▶ **What to do**: Copy all entries without alteration and skip the pictures they hold.
START Available records
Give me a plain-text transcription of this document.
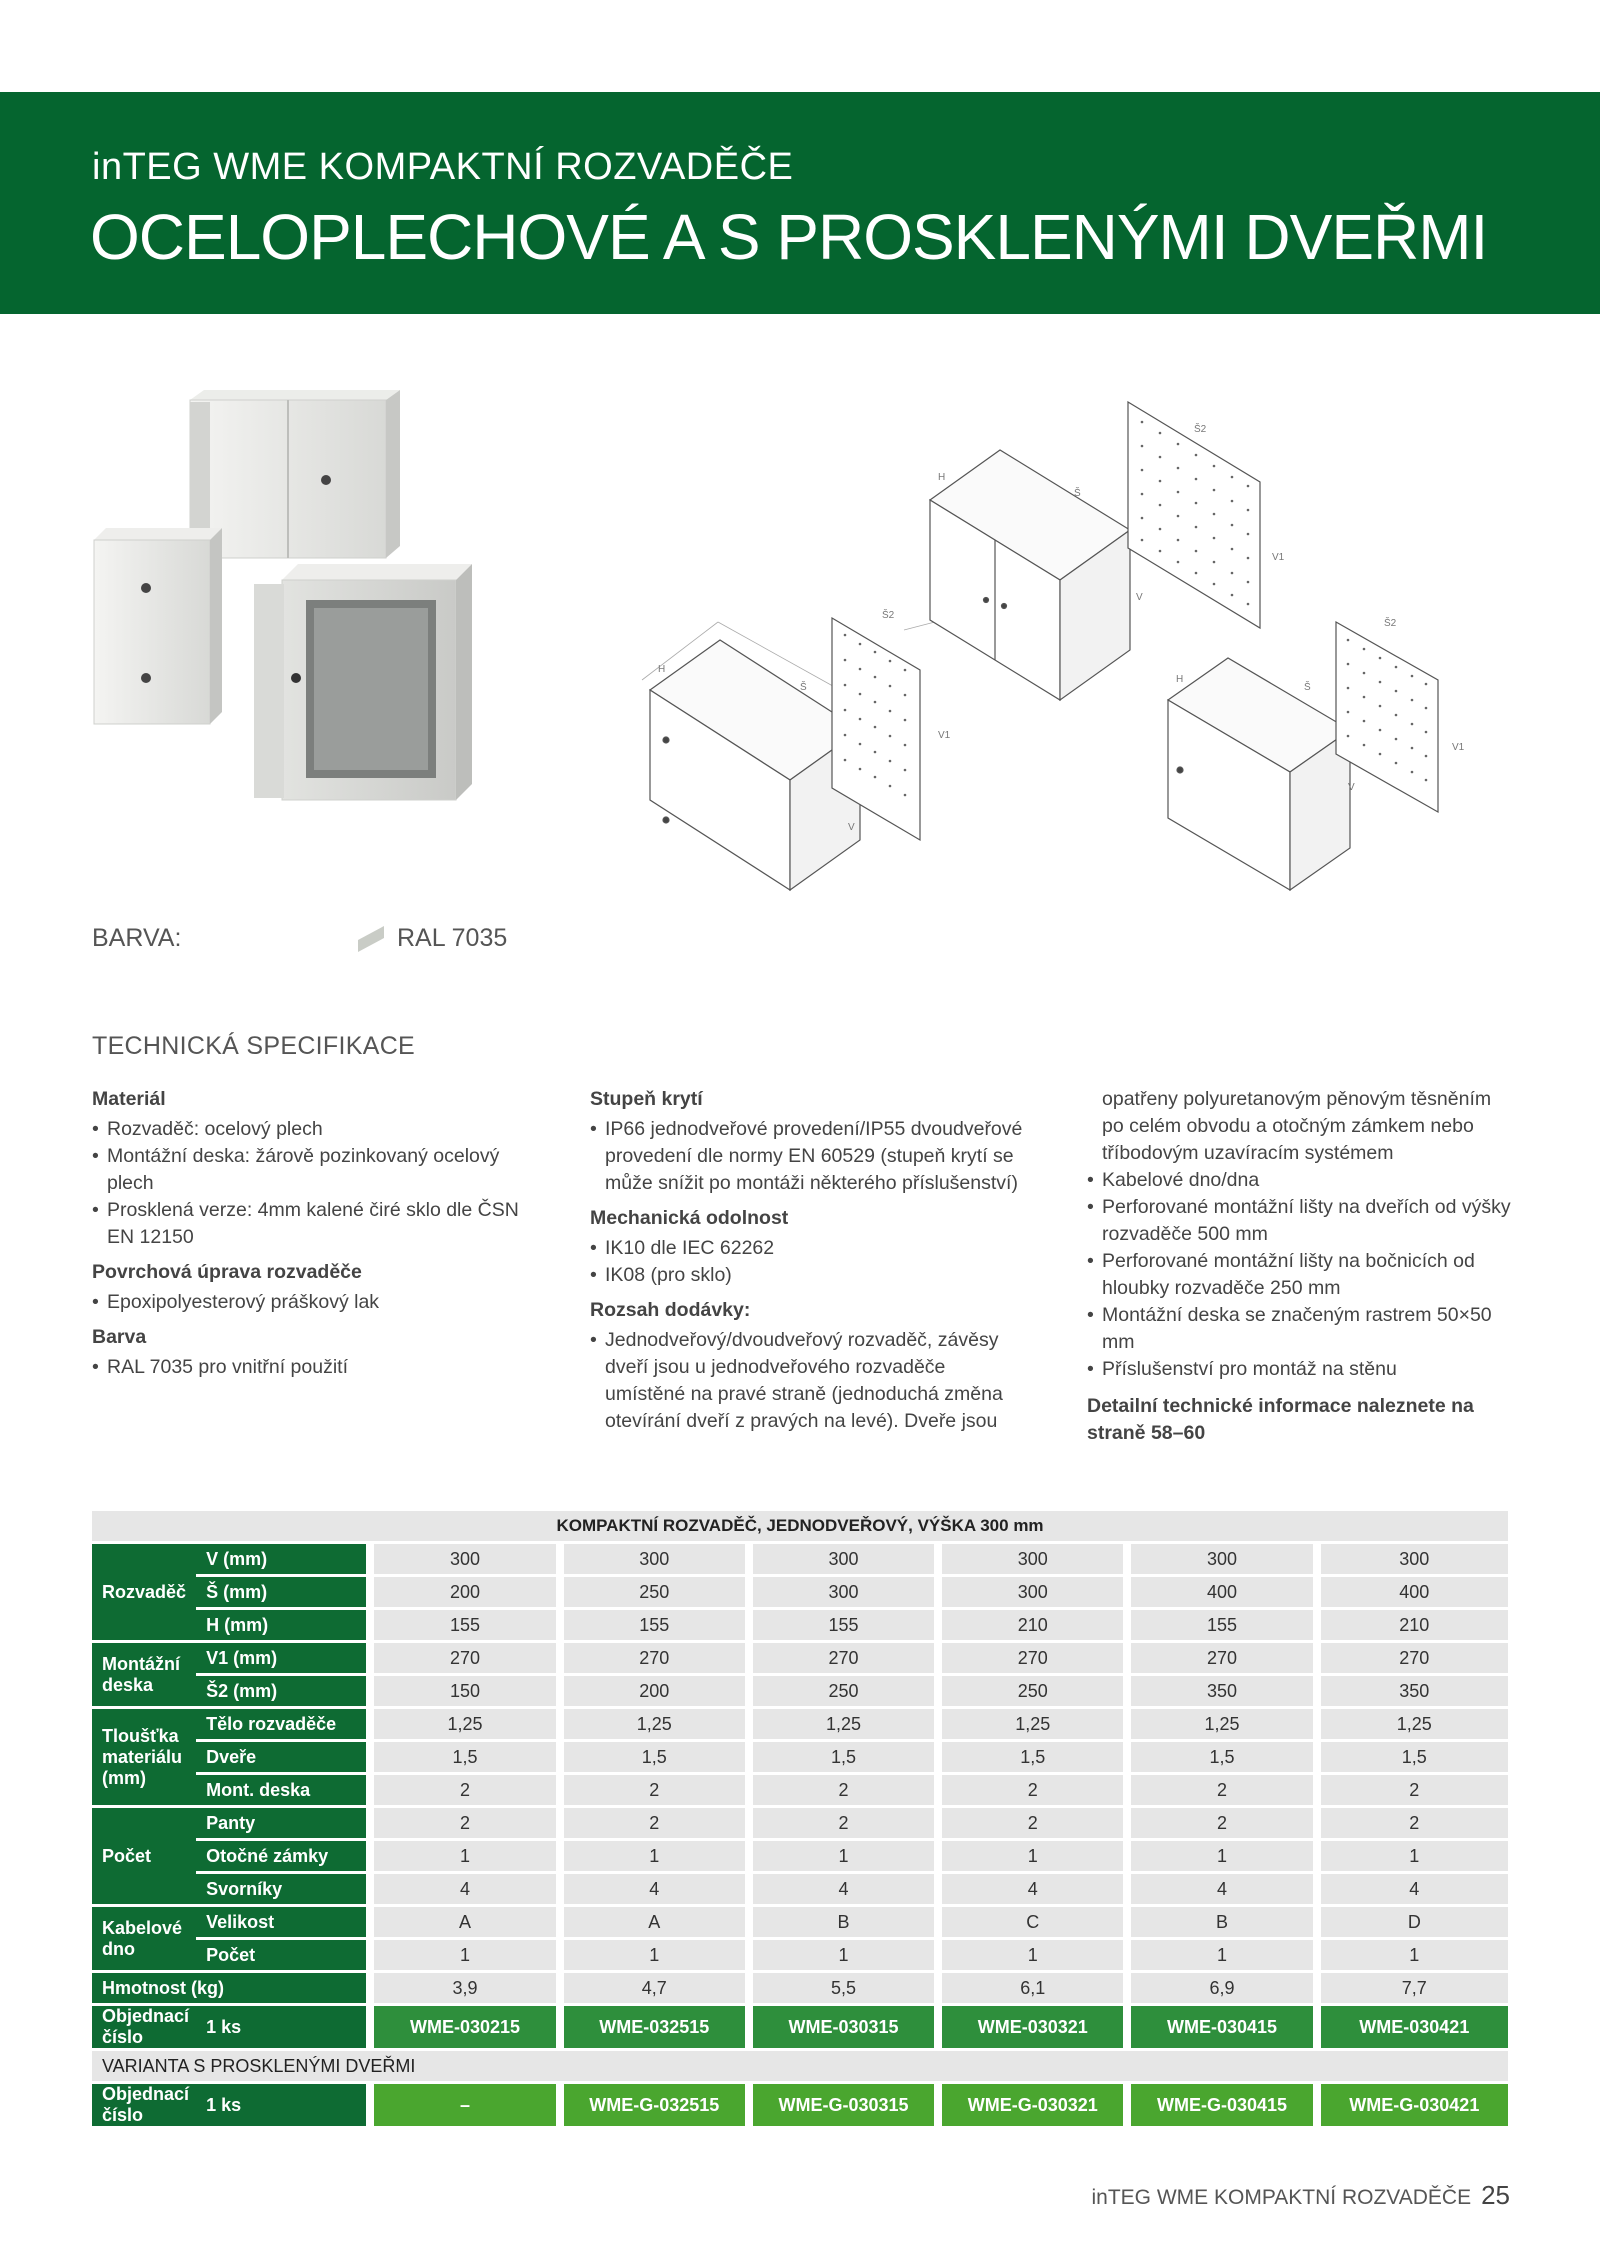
inTEG WME KOMPAKTNÍ ROZVADĚČE
OCELOPLECHOVÉ A S PROSKLENÝMI DVEŘMI
H
Š
Š2
V1
V
H
Š
Š2
V1
V
H
Š
Š2
V1
V
BARVA:	RAL 7035
TECHNICKÁ SPECIFIKACE
Materiál
• Rozvaděč: ocelový plech
• Montážní deska: žárově pozinkovaný ocelový plech
• Prosklená verze: 4mm kalené čiré sklo dle ČSN EN 12150
Povrchová úprava rozvaděče
• Epoxipolyesterový práškový lak
Barva
• RAL 7035 pro vnitřní použití
Stupeň krytí
• IP66 jednodveřové provedení/IP55 dvoudveřové provedení dle normy EN 60529 (stupeň krytí se může snížit po montáži některého příslušenství)
Mechanická odolnost
• IK10 dle IEC 62262
• IK08 (pro sklo)
Rozsah dodávky:
• Jednodveřový/dvoudveřový rozvaděč, závěsy dveří jsou u jednodveřového rozvaděče umístěné na pravé straně (jednoduchá změna otevírání dveří z pravých na levé). Dveře jsou
opatřeny polyuretanovým pěnovým těsněním po celém obvodu a otočným zámkem nebo tříbodovým uzavíracím systémem
• Kabelové dno/dna
• Perforované montážní lišty na dveřích od výšky rozvaděče 500 mm
• Perforované montážní lišty na bočnicích od hloubky rozvaděče 250 mm
• Montážní deska se značeným rastrem 50×50 mm
• Příslušenství pro montáž na stěnu

Detailní technické informace naleznete na straně 58–60

KOMPAKTNÍ ROZVADĚČ, JEDNODVEŘOVÝ, VÝŠKA 300 mm													
Rozvaděč	V (mm)		300		300		300		300		300		300
	Š (mm)		200		250		300		300		400		400
	H (mm)		155		155		155		210		155		210
Montážní deska	V1 (mm)		270		270		270		270		270		270
	Š2 (mm)		150		200		250		250		350		350
Tloušťka materiálu (mm)	Tělo rozvaděče		1,25		1,25		1,25		1,25		1,25		1,25
	Dveře		1,5		1,5		1,5		1,5		1,5		1,5
	Mont. deska		2		2		2		2		2		2
Počet	Panty		2		2		2		2		2		2
	Otočné zámky		1		1		1		1		1		1
	Svorníky		4		4		4		4		4		4
Kabelové dno	Velikost		A		A		B		C		B		D
	Počet		1		1		1		1		1		1
Hmotnost (kg)			3,9		4,7		5,5		6,1		6,9		7,7
Objednací číslo	1 ks		WME-030215		WME-032515		WME-030315		WME-030321		WME-030415		WME-030421
VARIANTA S PROSKLENÝMI DVEŘMI													
Objednací číslo	1 ks		–		WME-G-032515		WME-G-030315		WME-G-030321		WME-G-030415		WME-G-030421
inTEG WME KOMPAKTNÍ ROZVADĚČE 25
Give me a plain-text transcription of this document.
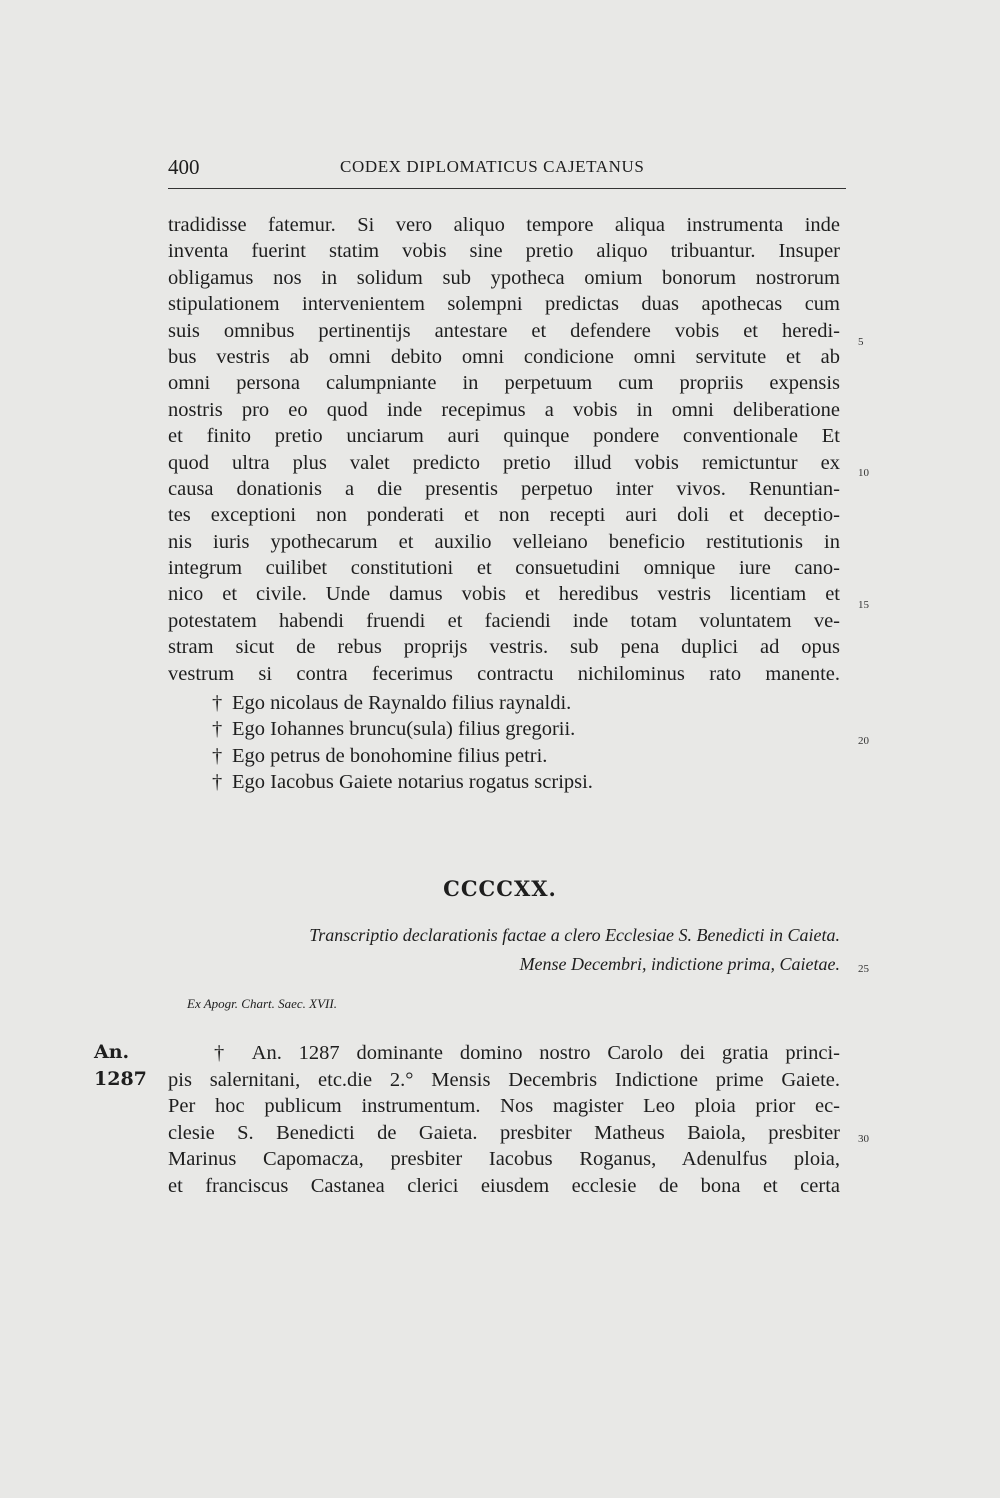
400	CODEX DIPLOMATICUS CAJETANUS
tradidisse fatemur. Si vero aliquo tempore aliqua instrumenta inde
inventa fuerint statim vobis sine pretio aliquo tribuantur. Insuper
obligamus nos in solidum sub ypotheca omium bonorum nostrorum
stipulationem intervenientem solempni predictas duas apothecas cum
suis omnibus pertinentijs antestare et defendere vobis et heredi-
bus vestris ab omni debito omni condicione omni servitute et ab
omni persona calumpniante in perpetuum cum propriis expensis
nostris pro eo quod inde recepimus a vobis in omni deliberatione
et finito pretio unciarum auri quinque pondere conventionale Et
quod ultra plus valet predicto pretio illud vobis remictuntur ex
causa donationis a die presentis perpetuo inter vivos. Renuntian-
tes exceptioni non ponderati et non recepti auri doli et deceptio-
nis iuris ypothecarum et auxilio velleiano beneficio restitutionis in
integrum cuilibet constitutioni et consuetudini omnique iure cano-
nico et civile. Unde damus vobis et heredibus vestris licentiam et
potestatem habendi fruendi et faciendi inde totam voluntatem ve-
stram sicut de rebus proprijs vestris. sub pena duplici ad opus
vestrum si contra fecerimus contractu nichilominus rato manente.
† Ego nicolaus de Raynaldo filius raynaldi.
† Ego Iohannes bruncu(sula) filius gregorii.
† Ego petrus de bonohomine filius petri.
† Ego Iacobus Gaiete notarius rogatus scripsi.
5
10
15
20
25
30
CCCCXX.
Transcriptio declarationis factae a clero Ecclesiae S. Benedicti in Caieta.
Mense Decembri, indictione prima, Caietae.
Ex Apogr. Chart. Saec. XVII.
An.
1287
† An. 1287 dominante domino nostro Carolo dei gratia princi-
pis salernitani, etc.die 2.° Mensis Decembris Indictione prime Gaiete.
Per hoc publicum instrumentum. Nos magister Leo ploia prior ec-
clesie S. Benedicti de Gaieta. presbiter Matheus Baiola, presbiter
Marinus Capomacza, presbiter Iacobus Roganus, Adenulfus ploia,
et franciscus Castanea clerici eiusdem ecclesie de bona et certa
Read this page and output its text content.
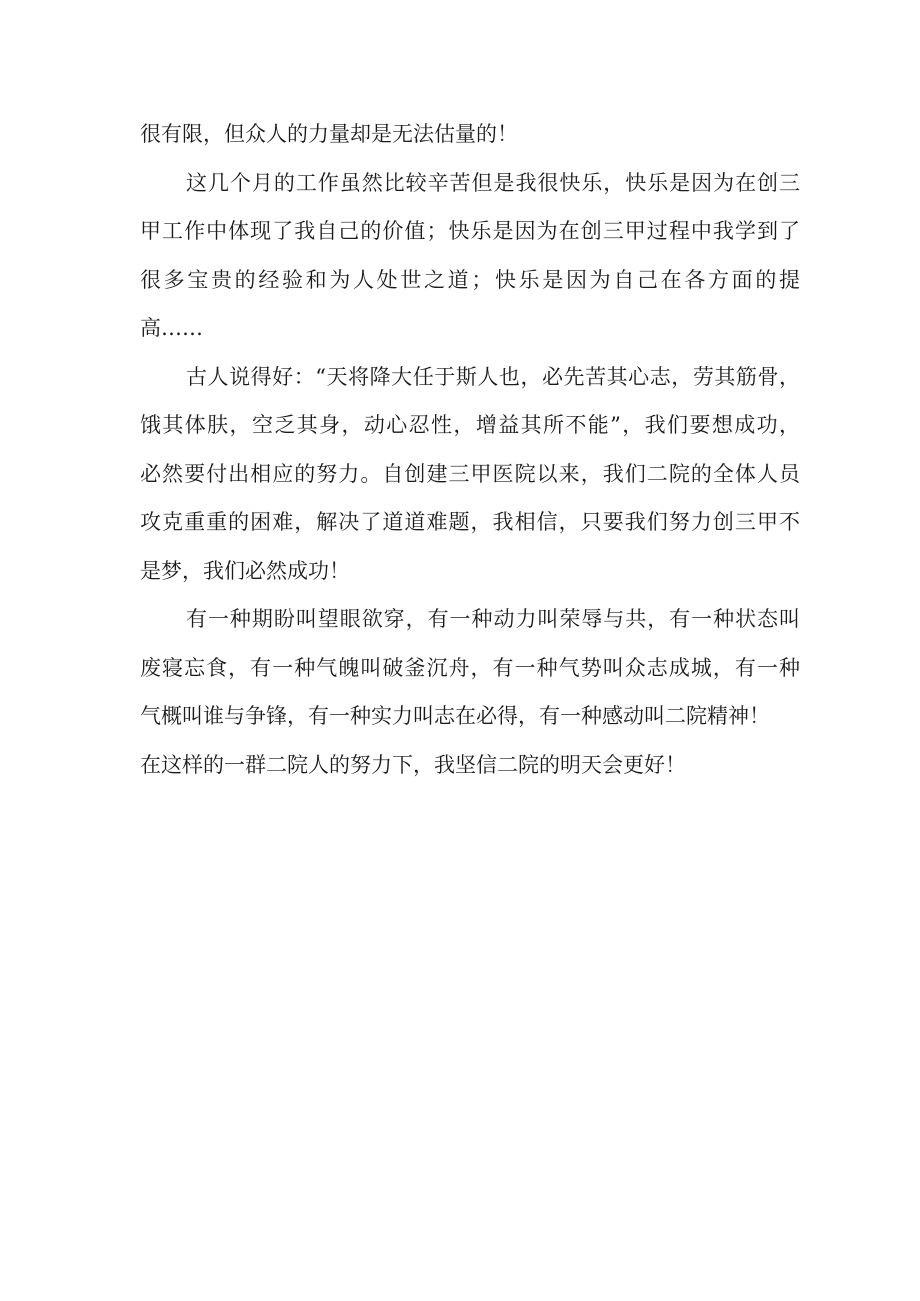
很有限，但众人的力量却是无法估量的！
这几个月的工作虽然比较辛苦但是我很快乐，快乐是因为在创三
甲工作中体现了我自己的价值；快乐是因为在创三甲过程中我学到了
很多宝贵的经验和为人处世之道；快乐是因为自己在各方面的提
高……
古人说得好：“天将降大任于斯人也，必先苦其心志，劳其筋骨，
饿其体肤，空乏其身，动心忍性，增益其所不能”，我们要想成功，
必然要付出相应的努力。自创建三甲医院以来，我们二院的全体人员
攻克重重的困难，解决了道道难题，我相信，只要我们努力创三甲不
是梦，我们必然成功！
有一种期盼叫望眼欲穿，有一种动力叫荣辱与共，有一种状态叫
废寝忘食，有一种气魄叫破釜沉舟，有一种气势叫众志成城，有一种
气概叫谁与争锋，有一种实力叫志在必得，有一种感动叫二院精神！
在这样的一群二院人的努力下，我坚信二院的明天会更好！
END Available records
▶ **Exercise response**:
Give me a plain-text transcription of this document.
inTEG WME KOMPAKTNÍ ROZVADĚČE
OCELOPLECHOVÉ A S PROSKLENÝMI DVEŘMI
H
Š
Š2
V1
V
H
Š
Š2
V1
V
H
Š
Š2
V1
V
BARVA:	RAL 7035
TECHNICKÁ SPECIFIKACE
Materiál
• Rozvaděč: ocelový plech
• Montážní deska: žárově pozinkovaný ocelový plech
• Prosklená verze: 4mm kalené čiré sklo dle ČSN EN 12150
Povrchová úprava rozvaděče
• Epoxipolyesterový práškový lak
Barva
• RAL 7035 pro vnitřní použití
Stupeň krytí
• IP66 jednodveřové provedení/IP55 dvoudveřové provedení dle normy EN 60529 (stupeň krytí se může snížit po montáži některého příslušenství)
Mechanická odolnost
• IK10 dle IEC 62262
• IK08 (pro sklo)
Rozsah dodávky:
• Jednodveřový/dvoudveřový rozvaděč, závěsy dveří jsou u jednodveřového rozvaděče umístěné na pravé straně (jednoduchá změna otevírání dveří z pravých na levé). Dveře jsou
opatřeny polyuretanovým pěnovým těsněním po celém obvodu a otočným zámkem nebo tříbodovým uzavíracím systémem
• Kabelové dno/dna
• Perforované montážní lišty na dveřích od výšky rozvaděče 500 mm
• Perforované montážní lišty na bočnicích od hloubky rozvaděče 250 mm
• Montážní deska se značeným rastrem 50×50 mm
• Příslušenství pro montáž na stěnu

Detailní technické informace naleznete na straně 58–60

KOMPAKTNÍ ROZVADĚČ, JEDNODVEŘOVÝ, VÝŠKA 300 mm													
Rozvaděč	V (mm)		300		300		300		300		300		300
	Š (mm)		200		250		300		300		400		400
	H (mm)		155		155		155		210		155		210
Montážní deska	V1 (mm)		270		270		270		270		270		270
	Š2 (mm)		150		200		250		250		350		350
Tloušťka materiálu (mm)	Tělo rozvaděče		1,25		1,25		1,25		1,25		1,25		1,25
	Dveře		1,5		1,5		1,5		1,5		1,5		1,5
	Mont. deska		2		2		2		2		2		2
Počet	Panty		2		2		2		2		2		2
	Otočné zámky		1		1		1		1		1		1
	Svorníky		4		4		4		4		4		4
Kabelové dno	Velikost		A		A		B		C		B		D
	Počet		1		1		1		1		1		1
Hmotnost (kg)			3,9		4,7		5,5		6,1		6,9		7,7
Objednací číslo	1 ks		WME-030215		WME-032515		WME-030315		WME-030321		WME-030415		WME-030421
VARIANTA S PROSKLENÝMI DVEŘMI													
Objednací číslo	1 ks		–		WME-G-032515		WME-G-030315		WME-G-030321		WME-G-030415		WME-G-030421
inTEG WME KOMPAKTNÍ ROZVADĚČE 25
Give me a plain-text transcription of this document.
400	CODEX DIPLOMATICUS CAJETANUS
tradidisse fatemur. Si vero aliquo tempore aliqua instrumenta inde
inventa fuerint statim vobis sine pretio aliquo tribuantur. Insuper
obligamus nos in solidum sub ypotheca omium bonorum nostrorum
stipulationem intervenientem solempni predictas duas apothecas cum
suis omnibus pertinentijs antestare et defendere vobis et heredi-
bus vestris ab omni debito omni condicione omni servitute et ab
omni persona calumpniante in perpetuum cum propriis expensis
nostris pro eo quod inde recepimus a vobis in omni deliberatione
et finito pretio unciarum auri quinque pondere conventionale Et
quod ultra plus valet predicto pretio illud vobis remictuntur ex
causa donationis a die presentis perpetuo inter vivos. Renuntian-
tes exceptioni non ponderati et non recepti auri doli et deceptio-
nis iuris ypothecarum et auxilio velleiano beneficio restitutionis in
integrum cuilibet constitutioni et consuetudini omnique iure cano-
nico et civile. Unde damus vobis et heredibus vestris licentiam et
potestatem habendi fruendi et faciendi inde totam voluntatem ve-
stram sicut de rebus proprijs vestris. sub pena duplici ad opus
vestrum si contra fecerimus contractu nichilominus rato manente.
† Ego nicolaus de Raynaldo filius raynaldi.
† Ego Iohannes bruncu(sula) filius gregorii.
† Ego petrus de bonohomine filius petri.
† Ego Iacobus Gaiete notarius rogatus scripsi.
5
10
15
20
25
30
CCCCXX.
Transcriptio declarationis factae a clero Ecclesiae S. Benedicti in Caieta.
Mense Decembri, indictione prima, Caietae.
Ex Apogr. Chart. Saec. XVII.
An.
1287
† An. 1287 dominante domino nostro Carolo dei gratia princi-
pis salernitani, etc.die 2.° Mensis Decembris Indictione prime Gaiete.
Per hoc publicum instrumentum. Nos magister Leo ploia prior ec-
clesie S. Benedicti de Gaieta. presbiter Matheus Baiola, presbiter
Marinus Capomacza, presbiter Iacobus Roganus, Adenulfus ploia,
et franciscus Castanea clerici eiusdem ecclesie de bona et certa
Read this page and output its text content.
很有限，但众人的力量却是无法估量的！
这几个月的工作虽然比较辛苦但是我很快乐，快乐是因为在创三
甲工作中体现了我自己的价值；快乐是因为在创三甲过程中我学到了
很多宝贵的经验和为人处世之道；快乐是因为自己在各方面的提
高……
古人说得好：“天将降大任于斯人也，必先苦其心志，劳其筋骨，
饿其体肤，空乏其身，动心忍性，增益其所不能”，我们要想成功，
必然要付出相应的努力。自创建三甲医院以来，我们二院的全体人员
攻克重重的困难，解决了道道难题，我相信，只要我们努力创三甲不
是梦，我们必然成功！
有一种期盼叫望眼欲穿，有一种动力叫荣辱与共，有一种状态叫
废寝忘食，有一种气魄叫破釜沉舟，有一种气势叫众志成城，有一种
气概叫谁与争锋，有一种实力叫志在必得，有一种感动叫二院精神！
在这样的一群二院人的努力下，我坚信二院的明天会更好！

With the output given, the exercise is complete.